*** RECORDS SUPPLIED ***

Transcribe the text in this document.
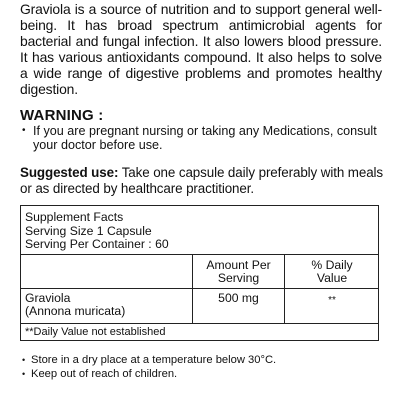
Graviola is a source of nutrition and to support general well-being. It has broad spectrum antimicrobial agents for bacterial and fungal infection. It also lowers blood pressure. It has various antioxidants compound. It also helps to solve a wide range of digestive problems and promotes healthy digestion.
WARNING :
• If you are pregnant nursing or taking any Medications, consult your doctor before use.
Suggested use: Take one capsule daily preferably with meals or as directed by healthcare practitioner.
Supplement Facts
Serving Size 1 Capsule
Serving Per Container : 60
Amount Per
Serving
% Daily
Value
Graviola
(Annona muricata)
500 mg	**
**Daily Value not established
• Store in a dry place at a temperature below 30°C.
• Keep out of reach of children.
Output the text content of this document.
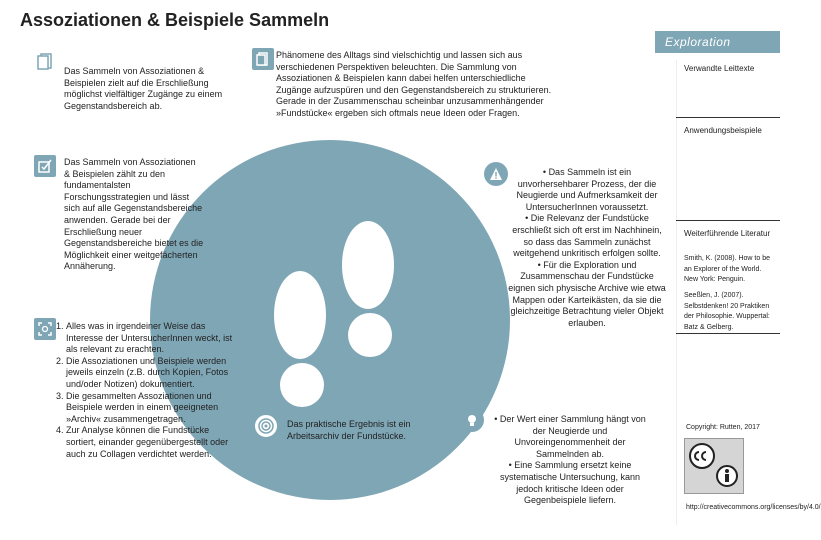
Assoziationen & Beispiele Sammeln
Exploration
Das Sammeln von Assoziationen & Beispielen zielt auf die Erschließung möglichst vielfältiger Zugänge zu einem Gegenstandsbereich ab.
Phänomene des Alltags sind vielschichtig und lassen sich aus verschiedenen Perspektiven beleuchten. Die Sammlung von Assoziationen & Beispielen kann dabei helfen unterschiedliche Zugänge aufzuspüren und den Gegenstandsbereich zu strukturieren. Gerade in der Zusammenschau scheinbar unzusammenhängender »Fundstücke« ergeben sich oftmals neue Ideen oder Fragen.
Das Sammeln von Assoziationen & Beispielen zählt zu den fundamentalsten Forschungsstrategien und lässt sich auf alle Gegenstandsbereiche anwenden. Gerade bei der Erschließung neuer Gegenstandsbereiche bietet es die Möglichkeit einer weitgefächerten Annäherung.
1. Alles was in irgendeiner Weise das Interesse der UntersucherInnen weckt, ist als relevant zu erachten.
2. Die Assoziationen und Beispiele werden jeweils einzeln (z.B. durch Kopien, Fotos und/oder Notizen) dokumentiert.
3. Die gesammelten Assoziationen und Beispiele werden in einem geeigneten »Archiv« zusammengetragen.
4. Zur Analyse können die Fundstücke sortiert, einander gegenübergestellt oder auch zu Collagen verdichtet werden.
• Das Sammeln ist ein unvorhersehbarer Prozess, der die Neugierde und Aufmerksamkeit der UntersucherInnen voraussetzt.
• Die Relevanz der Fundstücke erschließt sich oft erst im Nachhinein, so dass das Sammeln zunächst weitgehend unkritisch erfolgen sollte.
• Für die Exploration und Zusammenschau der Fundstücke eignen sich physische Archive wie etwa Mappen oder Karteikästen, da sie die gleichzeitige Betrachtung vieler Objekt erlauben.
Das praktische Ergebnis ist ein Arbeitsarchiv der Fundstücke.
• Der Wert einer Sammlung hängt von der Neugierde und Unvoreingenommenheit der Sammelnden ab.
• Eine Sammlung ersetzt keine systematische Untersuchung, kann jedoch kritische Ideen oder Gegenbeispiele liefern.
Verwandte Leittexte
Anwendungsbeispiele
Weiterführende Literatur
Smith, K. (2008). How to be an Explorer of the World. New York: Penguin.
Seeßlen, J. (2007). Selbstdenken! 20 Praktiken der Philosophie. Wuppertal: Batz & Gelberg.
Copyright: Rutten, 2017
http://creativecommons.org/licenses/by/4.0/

*** End of RECORDS SUPPLIED ***

• _WHAT YOU ARE ASKED TO DO_
Repeat the entries above exactly as written, but not their pictures.

• _TASK RESULT_
Transcribe the text in this document.
Graviola is a source of nutrition and to support general well-being. It has broad spectrum antimicrobial agents for bacterial and fungal infection. It also lowers blood pressure. It has various antioxidants compound. It also helps to solve a wide range of digestive problems and promotes healthy digestion.
WARNING :
• If you are pregnant nursing or taking any Medications, consult your doctor before use.
Suggested use: Take one capsule daily preferably with meals or as directed by healthcare practitioner.
Supplement Facts
Serving Size 1 Capsule
Serving Per Container : 60
Amount Per
Serving
% Daily
Value
Graviola
(Annona muricata)
500 mg	**
**Daily Value not established
• Store in a dry place at a temperature below 30°C.
• Keep out of reach of children.
Output the text content of this document.
Assoziationen & Beispiele Sammeln
Exploration
Das Sammeln von Assoziationen & Beispielen zielt auf die Erschließung möglichst vielfältiger Zugänge zu einem Gegenstandsbereich ab.
Phänomene des Alltags sind vielschichtig und lassen sich aus verschiedenen Perspektiven beleuchten. Die Sammlung von Assoziationen & Beispielen kann dabei helfen unterschiedliche Zugänge aufzuspüren und den Gegenstandsbereich zu strukturieren. Gerade in der Zusammenschau scheinbar unzusammenhängender »Fundstücke« ergeben sich oftmals neue Ideen oder Fragen.
Das Sammeln von Assoziationen & Beispielen zählt zu den fundamentalsten Forschungsstrategien und lässt sich auf alle Gegenstandsbereiche anwenden. Gerade bei der Erschließung neuer Gegenstandsbereiche bietet es die Möglichkeit einer weitgefächerten Annäherung.
1. Alles was in irgendeiner Weise das Interesse der UntersucherInnen weckt, ist als relevant zu erachten.
2. Die Assoziationen und Beispiele werden jeweils einzeln (z.B. durch Kopien, Fotos und/oder Notizen) dokumentiert.
3. Die gesammelten Assoziationen und Beispiele werden in einem geeigneten »Archiv« zusammengetragen.
4. Zur Analyse können die Fundstücke sortiert, einander gegenübergestellt oder auch zu Collagen verdichtet werden.
• Das Sammeln ist ein unvorhersehbarer Prozess, der die Neugierde und Aufmerksamkeit der UntersucherInnen voraussetzt.
• Die Relevanz der Fundstücke erschließt sich oft erst im Nachhinein, so dass das Sammeln zunächst weitgehend unkritisch erfolgen sollte.
• Für die Exploration und Zusammenschau der Fundstücke eignen sich physische Archive wie etwa Mappen oder Karteikästen, da sie die gleichzeitige Betrachtung vieler Objekt erlauben.
Das praktische Ergebnis ist ein Arbeitsarchiv der Fundstücke.
• Der Wert einer Sammlung hängt von der Neugierde und Unvoreingenommenheit der Sammelnden ab.
• Eine Sammlung ersetzt keine systematische Untersuchung, kann jedoch kritische Ideen oder Gegenbeispiele liefern.
Verwandte Leittexte
Anwendungsbeispiele
Weiterführende Literatur
Smith, K. (2008). How to be an Explorer of the World. New York: Penguin.
Seeßlen, J. (2007). Selbstdenken! 20 Praktiken der Philosophie. Wuppertal: Batz & Gelberg.
Copyright: Rutten, 2017
http://creativecommons.org/licenses/by/4.0/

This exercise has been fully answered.